#### [EXERCISE DESCRIPTION]
Pick out the lines below with "Assistance" and list them.

#### [DATA LINES]
══════

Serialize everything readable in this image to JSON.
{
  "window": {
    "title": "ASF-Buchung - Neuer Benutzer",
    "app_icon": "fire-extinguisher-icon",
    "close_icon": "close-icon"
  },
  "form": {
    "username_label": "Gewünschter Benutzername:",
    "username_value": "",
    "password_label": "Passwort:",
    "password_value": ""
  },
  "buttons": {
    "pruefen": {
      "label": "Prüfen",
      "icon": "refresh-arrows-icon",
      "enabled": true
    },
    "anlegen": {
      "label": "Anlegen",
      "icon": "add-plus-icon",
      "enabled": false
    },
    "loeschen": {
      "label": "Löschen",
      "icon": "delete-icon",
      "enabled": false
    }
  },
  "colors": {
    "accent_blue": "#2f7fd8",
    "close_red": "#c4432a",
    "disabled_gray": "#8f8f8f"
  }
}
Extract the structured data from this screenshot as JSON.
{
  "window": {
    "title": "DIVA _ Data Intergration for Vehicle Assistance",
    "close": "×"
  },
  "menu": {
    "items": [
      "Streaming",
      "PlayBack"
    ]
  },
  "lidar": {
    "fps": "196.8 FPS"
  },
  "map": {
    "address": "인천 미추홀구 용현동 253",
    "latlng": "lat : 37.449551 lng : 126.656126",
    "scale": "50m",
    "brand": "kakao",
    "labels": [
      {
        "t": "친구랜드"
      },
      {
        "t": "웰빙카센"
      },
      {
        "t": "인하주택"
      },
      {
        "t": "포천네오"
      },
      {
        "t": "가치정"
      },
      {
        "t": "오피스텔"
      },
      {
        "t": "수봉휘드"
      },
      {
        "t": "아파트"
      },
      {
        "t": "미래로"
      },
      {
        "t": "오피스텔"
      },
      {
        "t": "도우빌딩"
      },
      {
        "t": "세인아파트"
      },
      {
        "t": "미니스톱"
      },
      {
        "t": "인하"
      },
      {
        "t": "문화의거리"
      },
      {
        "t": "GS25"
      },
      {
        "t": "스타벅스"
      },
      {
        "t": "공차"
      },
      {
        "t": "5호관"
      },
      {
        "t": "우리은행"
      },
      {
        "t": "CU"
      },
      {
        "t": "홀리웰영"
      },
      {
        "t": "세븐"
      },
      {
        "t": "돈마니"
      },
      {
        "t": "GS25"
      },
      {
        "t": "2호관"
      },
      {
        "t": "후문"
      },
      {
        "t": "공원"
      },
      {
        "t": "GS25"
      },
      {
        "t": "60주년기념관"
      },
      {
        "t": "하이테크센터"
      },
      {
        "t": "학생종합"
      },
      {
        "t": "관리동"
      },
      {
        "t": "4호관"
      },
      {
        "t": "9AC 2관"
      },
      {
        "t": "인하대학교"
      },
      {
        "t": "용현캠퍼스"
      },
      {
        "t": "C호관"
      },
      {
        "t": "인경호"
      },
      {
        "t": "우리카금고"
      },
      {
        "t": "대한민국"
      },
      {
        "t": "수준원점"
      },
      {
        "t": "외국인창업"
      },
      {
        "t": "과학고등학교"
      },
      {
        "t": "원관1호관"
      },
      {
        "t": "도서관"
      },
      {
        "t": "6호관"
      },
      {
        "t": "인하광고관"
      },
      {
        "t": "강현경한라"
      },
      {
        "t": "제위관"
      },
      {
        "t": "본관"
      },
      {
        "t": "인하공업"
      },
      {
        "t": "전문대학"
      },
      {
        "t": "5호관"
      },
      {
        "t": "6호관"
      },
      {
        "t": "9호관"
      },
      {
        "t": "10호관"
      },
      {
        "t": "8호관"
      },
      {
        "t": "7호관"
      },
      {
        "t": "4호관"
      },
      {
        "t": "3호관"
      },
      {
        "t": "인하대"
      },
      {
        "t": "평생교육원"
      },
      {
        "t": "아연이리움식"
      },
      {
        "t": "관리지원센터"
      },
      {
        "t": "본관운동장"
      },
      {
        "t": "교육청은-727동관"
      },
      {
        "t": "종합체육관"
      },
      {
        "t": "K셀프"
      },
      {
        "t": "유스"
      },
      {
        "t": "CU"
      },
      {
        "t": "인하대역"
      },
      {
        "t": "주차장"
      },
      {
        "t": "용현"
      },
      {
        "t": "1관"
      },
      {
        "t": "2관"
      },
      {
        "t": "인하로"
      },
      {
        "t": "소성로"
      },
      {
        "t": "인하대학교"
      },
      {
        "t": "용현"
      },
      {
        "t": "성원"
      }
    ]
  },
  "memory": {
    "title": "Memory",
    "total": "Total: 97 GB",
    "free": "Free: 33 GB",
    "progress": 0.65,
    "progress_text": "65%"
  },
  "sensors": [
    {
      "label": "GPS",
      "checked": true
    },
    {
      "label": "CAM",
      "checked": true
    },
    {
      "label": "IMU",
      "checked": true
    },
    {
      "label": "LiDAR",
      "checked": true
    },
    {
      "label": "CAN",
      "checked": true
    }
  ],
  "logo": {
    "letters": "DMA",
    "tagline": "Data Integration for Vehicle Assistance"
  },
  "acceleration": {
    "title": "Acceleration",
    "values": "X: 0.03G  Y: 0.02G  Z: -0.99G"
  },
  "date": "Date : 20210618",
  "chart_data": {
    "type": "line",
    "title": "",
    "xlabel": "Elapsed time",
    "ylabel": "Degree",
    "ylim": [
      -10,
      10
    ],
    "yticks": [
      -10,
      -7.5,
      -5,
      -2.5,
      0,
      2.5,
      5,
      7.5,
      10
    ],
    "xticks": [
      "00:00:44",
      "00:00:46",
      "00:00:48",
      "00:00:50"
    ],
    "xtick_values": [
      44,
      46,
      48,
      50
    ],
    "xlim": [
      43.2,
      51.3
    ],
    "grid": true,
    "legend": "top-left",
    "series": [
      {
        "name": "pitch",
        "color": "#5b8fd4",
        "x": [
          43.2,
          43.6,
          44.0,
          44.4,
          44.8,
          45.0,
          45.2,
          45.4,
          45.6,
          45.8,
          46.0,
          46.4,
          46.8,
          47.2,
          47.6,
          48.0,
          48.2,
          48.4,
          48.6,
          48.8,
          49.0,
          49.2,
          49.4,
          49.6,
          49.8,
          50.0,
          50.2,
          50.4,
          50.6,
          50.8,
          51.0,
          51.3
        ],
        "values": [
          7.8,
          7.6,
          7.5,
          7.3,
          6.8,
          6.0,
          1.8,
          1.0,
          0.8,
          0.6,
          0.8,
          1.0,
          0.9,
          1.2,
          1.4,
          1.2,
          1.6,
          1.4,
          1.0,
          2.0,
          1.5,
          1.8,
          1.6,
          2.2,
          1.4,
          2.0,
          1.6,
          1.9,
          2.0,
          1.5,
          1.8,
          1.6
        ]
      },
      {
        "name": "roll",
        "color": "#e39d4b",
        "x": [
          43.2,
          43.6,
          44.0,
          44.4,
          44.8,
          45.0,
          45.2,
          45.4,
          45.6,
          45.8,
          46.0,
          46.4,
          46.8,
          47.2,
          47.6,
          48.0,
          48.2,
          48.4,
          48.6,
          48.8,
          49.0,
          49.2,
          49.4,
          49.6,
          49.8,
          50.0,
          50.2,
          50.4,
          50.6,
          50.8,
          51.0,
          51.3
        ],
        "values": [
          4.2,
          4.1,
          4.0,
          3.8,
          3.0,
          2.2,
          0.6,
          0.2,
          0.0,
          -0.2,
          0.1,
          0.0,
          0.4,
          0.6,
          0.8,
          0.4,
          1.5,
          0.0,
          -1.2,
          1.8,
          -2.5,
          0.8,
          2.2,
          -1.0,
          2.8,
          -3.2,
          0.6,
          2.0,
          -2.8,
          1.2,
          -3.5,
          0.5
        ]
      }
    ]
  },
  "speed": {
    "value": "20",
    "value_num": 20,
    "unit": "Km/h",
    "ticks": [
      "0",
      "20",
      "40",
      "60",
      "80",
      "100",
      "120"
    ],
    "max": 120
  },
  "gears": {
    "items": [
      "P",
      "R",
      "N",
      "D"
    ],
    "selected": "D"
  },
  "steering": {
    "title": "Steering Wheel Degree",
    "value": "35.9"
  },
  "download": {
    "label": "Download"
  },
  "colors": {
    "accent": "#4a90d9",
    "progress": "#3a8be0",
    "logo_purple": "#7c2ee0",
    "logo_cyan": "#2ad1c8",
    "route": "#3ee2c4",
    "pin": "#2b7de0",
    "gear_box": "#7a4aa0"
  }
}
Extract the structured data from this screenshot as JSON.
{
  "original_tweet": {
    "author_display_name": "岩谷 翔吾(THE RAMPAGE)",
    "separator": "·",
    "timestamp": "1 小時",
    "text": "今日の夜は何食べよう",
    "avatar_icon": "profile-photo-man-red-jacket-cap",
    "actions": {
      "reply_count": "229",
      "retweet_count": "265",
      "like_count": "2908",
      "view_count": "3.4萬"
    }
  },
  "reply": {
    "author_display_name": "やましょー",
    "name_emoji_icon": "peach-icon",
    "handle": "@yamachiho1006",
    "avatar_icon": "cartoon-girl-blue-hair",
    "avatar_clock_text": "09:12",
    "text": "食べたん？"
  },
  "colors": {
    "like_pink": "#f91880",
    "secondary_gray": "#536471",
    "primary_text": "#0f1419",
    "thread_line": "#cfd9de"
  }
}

══════

#### [TASK RESPONSE]
    "title": "DIVA _ Data Intergration for Vehicle Assistance",
    "tagline": "Data Integration for Vehicle Assistance"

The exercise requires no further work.